[Start of Data records]

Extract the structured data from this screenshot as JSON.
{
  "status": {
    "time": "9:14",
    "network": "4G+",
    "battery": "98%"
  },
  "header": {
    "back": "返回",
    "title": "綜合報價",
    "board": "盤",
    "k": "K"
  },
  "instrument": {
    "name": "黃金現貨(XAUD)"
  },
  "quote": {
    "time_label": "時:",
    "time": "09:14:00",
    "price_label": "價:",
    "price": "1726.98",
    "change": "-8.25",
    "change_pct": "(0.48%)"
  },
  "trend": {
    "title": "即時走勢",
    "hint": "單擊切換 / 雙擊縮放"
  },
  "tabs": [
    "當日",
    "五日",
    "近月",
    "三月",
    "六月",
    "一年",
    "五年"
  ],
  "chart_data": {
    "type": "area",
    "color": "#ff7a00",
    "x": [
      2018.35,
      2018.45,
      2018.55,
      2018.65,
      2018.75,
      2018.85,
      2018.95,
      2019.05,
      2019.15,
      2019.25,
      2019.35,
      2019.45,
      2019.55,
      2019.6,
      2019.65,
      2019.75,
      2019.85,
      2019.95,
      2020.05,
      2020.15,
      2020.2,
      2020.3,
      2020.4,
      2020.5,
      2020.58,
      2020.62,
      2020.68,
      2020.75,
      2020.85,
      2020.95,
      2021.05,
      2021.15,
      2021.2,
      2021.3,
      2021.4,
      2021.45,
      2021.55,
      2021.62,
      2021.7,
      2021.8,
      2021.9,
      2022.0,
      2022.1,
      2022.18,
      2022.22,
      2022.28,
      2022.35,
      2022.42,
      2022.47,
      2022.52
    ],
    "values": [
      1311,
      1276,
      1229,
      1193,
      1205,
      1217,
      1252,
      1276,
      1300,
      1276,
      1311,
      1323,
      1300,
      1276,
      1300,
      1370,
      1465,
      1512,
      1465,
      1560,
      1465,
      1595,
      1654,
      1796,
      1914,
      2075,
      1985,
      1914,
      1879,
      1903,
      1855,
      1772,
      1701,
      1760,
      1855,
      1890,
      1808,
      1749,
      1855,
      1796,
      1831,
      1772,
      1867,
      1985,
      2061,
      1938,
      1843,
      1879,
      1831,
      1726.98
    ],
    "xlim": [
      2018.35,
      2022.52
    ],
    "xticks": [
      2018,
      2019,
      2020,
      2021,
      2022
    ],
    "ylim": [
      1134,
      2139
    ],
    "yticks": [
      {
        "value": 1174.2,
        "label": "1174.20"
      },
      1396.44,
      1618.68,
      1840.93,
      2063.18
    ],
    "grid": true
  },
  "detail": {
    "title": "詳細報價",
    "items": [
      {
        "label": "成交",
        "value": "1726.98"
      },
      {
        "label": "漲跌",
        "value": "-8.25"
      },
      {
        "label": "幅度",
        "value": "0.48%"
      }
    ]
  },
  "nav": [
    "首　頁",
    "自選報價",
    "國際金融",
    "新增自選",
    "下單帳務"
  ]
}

[End of Data records]

**Job**
Each line in the material above must be retyped without alteration.

**Right answer**
Extract the structured data from this screenshot as JSON.
{
  "status": {
    "time": "9:14",
    "network": "4G+",
    "battery": "98%"
  },
  "header": {
    "back": "返回",
    "title": "綜合報價",
    "board": "盤",
    "k": "K"
  },
  "instrument": {
    "name": "黃金現貨(XAUD)"
  },
  "quote": {
    "time_label": "時:",
    "time": "09:14:00",
    "price_label": "價:",
    "price": "1726.98",
    "change": "-8.25",
    "change_pct": "(0.48%)"
  },
  "trend": {
    "title": "即時走勢",
    "hint": "單擊切換 / 雙擊縮放"
  },
  "tabs": [
    "當日",
    "五日",
    "近月",
    "三月",
    "六月",
    "一年",
    "五年"
  ],
  "chart_data": {
    "type": "area",
    "color": "#ff7a00",
    "x": [
      2018.35,
      2018.45,
      2018.55,
      2018.65,
      2018.75,
      2018.85,
      2018.95,
      2019.05,
      2019.15,
      2019.25,
      2019.35,
      2019.45,
      2019.55,
      2019.6,
      2019.65,
      2019.75,
      2019.85,
      2019.95,
      2020.05,
      2020.15,
      2020.2,
      2020.3,
      2020.4,
      2020.5,
      2020.58,
      2020.62,
      2020.68,
      2020.75,
      2020.85,
      2020.95,
      2021.05,
      2021.15,
      2021.2,
      2021.3,
      2021.4,
      2021.45,
      2021.55,
      2021.62,
      2021.7,
      2021.8,
      2021.9,
      2022.0,
      2022.1,
      2022.18,
      2022.22,
      2022.28,
      2022.35,
      2022.42,
      2022.47,
      2022.52
    ],
    "values": [
      1311,
      1276,
      1229,
      1193,
      1205,
      1217,
      1252,
      1276,
      1300,
      1276,
      1311,
      1323,
      1300,
      1276,
      1300,
      1370,
      1465,
      1512,
      1465,
      1560,
      1465,
      1595,
      1654,
      1796,
      1914,
      2075,
      1985,
      1914,
      1879,
      1903,
      1855,
      1772,
      1701,
      1760,
      1855,
      1890,
      1808,
      1749,
      1855,
      1796,
      1831,
      1772,
      1867,
      1985,
      2061,
      1938,
      1843,
      1879,
      1831,
      1726.98
    ],
    "xlim": [
      2018.35,
      2022.52
    ],
    "xticks": [
      2018,
      2019,
      2020,
      2021,
      2022
    ],
    "ylim": [
      1134,
      2139
    ],
    "yticks": [
      {
        "value": 1174.2,
        "label": "1174.20"
      },
      1396.44,
      1618.68,
      1840.93,
      2063.18
    ],
    "grid": true
  },
  "detail": {
    "title": "詳細報價",
    "items": [
      {
        "label": "成交",
        "value": "1726.98"
      },
      {
        "label": "漲跌",
        "value": "-8.25"
      },
      {
        "label": "幅度",
        "value": "0.48%"
      }
    ]
  },
  "nav": [
    "首　頁",
    "自選報價",
    "國際金融",
    "新增自選",
    "下單帳務"
  ]
}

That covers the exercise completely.